YOUR TASK:
Return each line of the listing that contains the string "into".

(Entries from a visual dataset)
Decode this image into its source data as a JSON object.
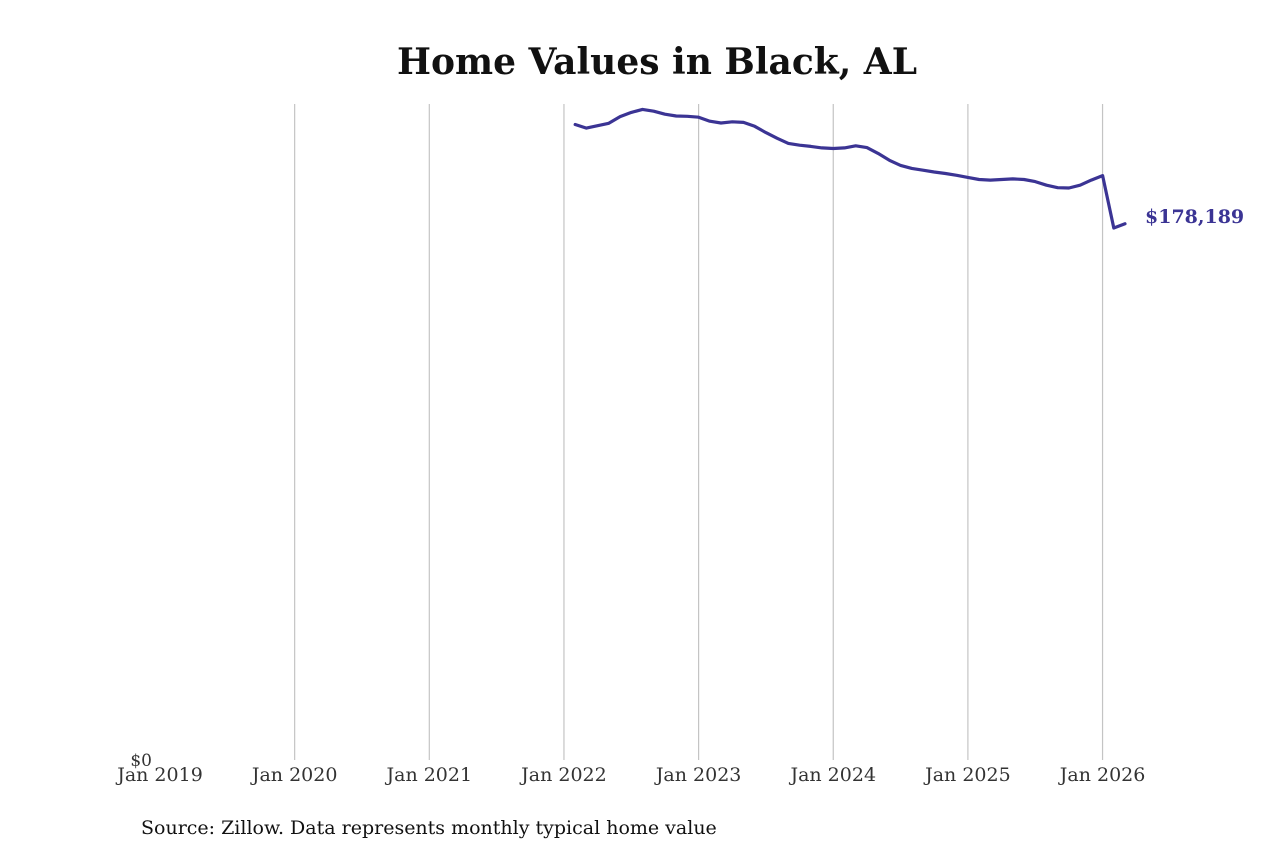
{
  "chart_data": {
    "type": "line",
    "title": "Home Values in Black, AL",
    "source_note": "Source: Zillow. Data represents monthly typical home value",
    "x_tick_labels": [
      "Jan 2019",
      "Jan 2020",
      "Jan 2021",
      "Jan 2022",
      "Jan 2023",
      "Jan 2024",
      "Jan 2025",
      "Jan 2026"
    ],
    "xlim": [
      "2019-01",
      "2026-03"
    ],
    "ylim": [
      0,
      218000
    ],
    "y_tick_labels": [
      "$0"
    ],
    "y_ticks": [
      0
    ],
    "grid": "vertical",
    "line_color": "#3b3494",
    "end_label": "$178,189",
    "series": [
      {
        "x": [
          "2022-02",
          "2022-03",
          "2022-04",
          "2022-05",
          "2022-06",
          "2022-07",
          "2022-08",
          "2022-09",
          "2022-10",
          "2022-11",
          "2022-12",
          "2023-01",
          "2023-02",
          "2023-03",
          "2023-04",
          "2023-05",
          "2023-06",
          "2023-07",
          "2023-08",
          "2023-09",
          "2023-10",
          "2023-11",
          "2023-12",
          "2024-01",
          "2024-02",
          "2024-03",
          "2024-04",
          "2024-05",
          "2024-06",
          "2024-07",
          "2024-08",
          "2024-09",
          "2024-10",
          "2024-11",
          "2024-12",
          "2025-01",
          "2025-02",
          "2025-03",
          "2025-04",
          "2025-05",
          "2025-06",
          "2025-07",
          "2025-08",
          "2025-09",
          "2025-10",
          "2025-11",
          "2025-12",
          "2026-01",
          "2026-02",
          "2026-03"
        ],
        "values": [
          211200,
          210000,
          210800,
          211600,
          213800,
          215200,
          216200,
          215600,
          214600,
          214000,
          213900,
          213600,
          212300,
          211700,
          212100,
          211900,
          210600,
          208500,
          206600,
          204900,
          204300,
          203900,
          203400,
          203200,
          203400,
          204100,
          203500,
          201600,
          199300,
          197600,
          196600,
          196000,
          195400,
          194900,
          194300,
          193600,
          192900,
          192700,
          192900,
          193100,
          192900,
          192200,
          191000,
          190200,
          190100,
          191000,
          192700,
          194200,
          176800,
          178189
        ]
      }
    ]
  }
}
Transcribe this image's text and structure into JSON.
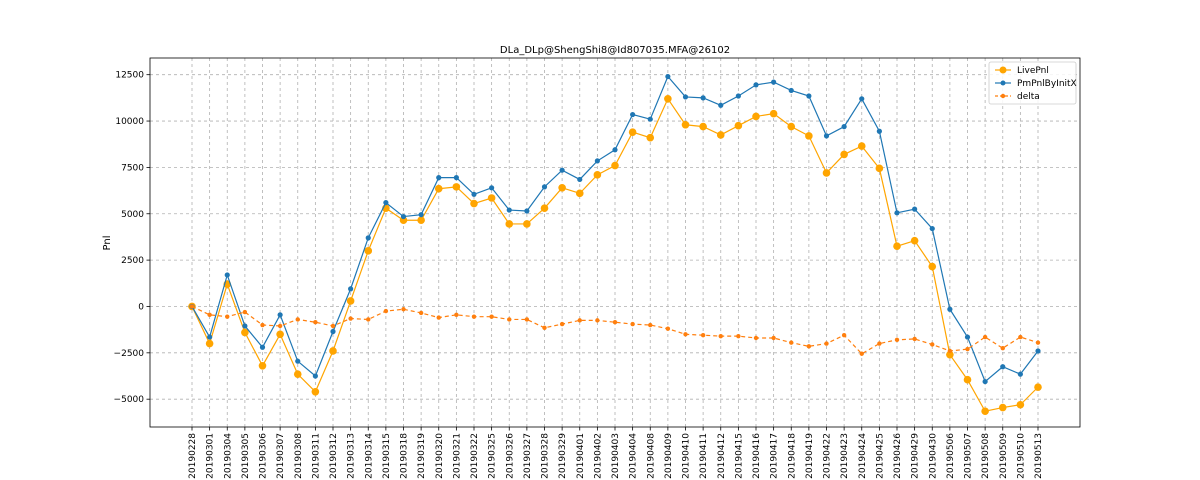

TASK RESPONSE:
Decode this image into its source data as a JSON object.
Transcribe this image's text and structure into JSON.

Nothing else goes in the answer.